Page excerpt:

# Electrip Motor Performance



## ssophir (Aug 30, 2010)

Hi,
I have recently started considering a conversion, and was offered to use the following power system for a Toyota Sienna
http://www.azuredynamics.com/products/force-drive/documents/AC55_DMOC445ProductSheet.pdf
I realize the system is intended for trucks, but still, 60kW sounds just too low. Otherwise, why would the original car have a much larger engine?
I am not building a racing car, but I do not want it to be inferior compared to the original car acceleration wise. (I want top speed of 60mph)
Any thoughts about it?
Do I miss anything?
Thanks,
Ssophy


----------



## rillip3 (Jun 19, 2009)

1 HP =746 watts, roughly. That's 79 HP.

That sounds low, but you're comparing apples and cranberries. The HP (today, with SAE net, not the old SAE gross standard) is calculated with the engine connected to a flywheel, in turn connected to a dynamo. It has the exhaust, emission controls, alternator, etc. connected, but no drivetrain. This makes the number skewed upward of what you actually see in the car.

This also completely ignores gearing. You might get peak HP at 10,000 RPMs - not very much good for you in a car, where you won't get that. Typically you can expect to see as much as 40% of that HP number disappear when you put it in a real-world car. That 215 hp could easily be more like 129 HP available to you, and that's going to be at full throttle.

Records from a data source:

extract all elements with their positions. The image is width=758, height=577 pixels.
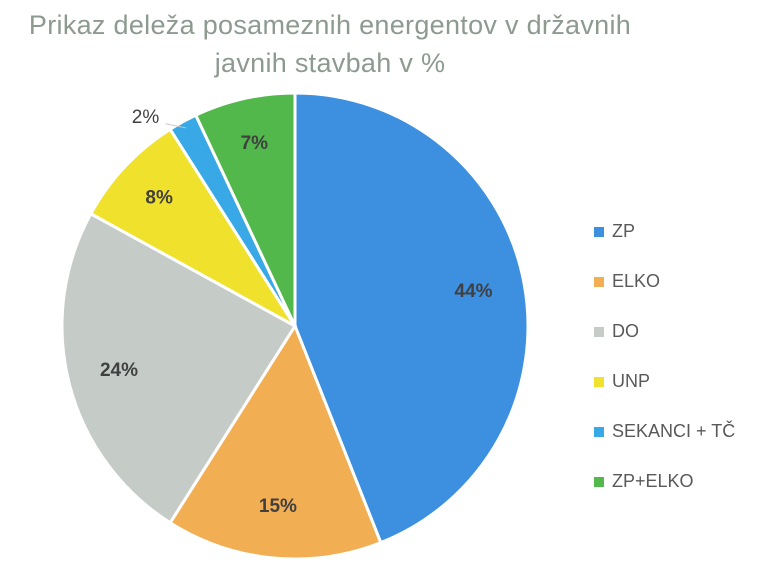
legend-marker [594, 427, 604, 437]
data-label: 15% [259, 496, 297, 517]
legend-label: SEKANCI + TČ [612, 420, 735, 441]
legend-marker [594, 477, 604, 487]
data-label: 44% [455, 281, 493, 302]
data-label: 2% [132, 107, 160, 128]
data-label: 8% [145, 187, 173, 208]
legend-label: DO [612, 321, 639, 341]
data-label: 7% [241, 133, 269, 154]
leader-line [165, 123, 187, 129]
pie-slice [168, 322, 383, 561]
legend-label: ZP [612, 221, 635, 241]
chart-title: Prikaz deleža posameznih energentov v dr… [0, 6, 660, 82]
legend-marker [594, 327, 604, 337]
legend-marker [594, 277, 604, 287]
legend-label: UNP [612, 371, 650, 391]
pie-slice [60, 211, 298, 525]
pie-slice [193, 91, 297, 327]
chart-title-text: Prikaz deleža posameznih energentov v dr… [28, 10, 632, 78]
legend-marker [594, 227, 604, 237]
data-label: 24% [100, 360, 138, 381]
legend-label: ELKO [612, 271, 660, 291]
legend-marker [594, 377, 604, 387]
pie-slice [293, 91, 530, 545]
legend-label: ZP+ELKO [612, 471, 694, 491]
pie-slice [88, 127, 297, 328]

Problem:
Pick up the forum thread on electric motor power for a Toyota Sienna conversion right after its last sentence and carry it on.

Answer for this exercise:
By contrast, an electric motor offers full torque, and thus full HP, at any RPM. You'll see much better acceleration with the electric motor, but the top end is limited by the RPMs it can do. The best way to figure out your top speed is to do a ton of math. I couldn't produce all the work, but in effect you'll want to pick a gear so you know the gear ratio, get the total ratio (gear, differential, etc), incorporate the size of the tires (smaller tires will need more RPM to get to the same speed as a larger tire, because they're covering less distance each turn). Then you'll be able to see what the peak RPM of your motor will output. 60 MPH should be very doable with the motor; your bottleneck is more likely to be the amount of current you can safely pull from the batteries. 

That's a little light on the math (I hate rotational physics) but hope it gives you the right idea. 79 HP in an electric motor is a pretty good beast.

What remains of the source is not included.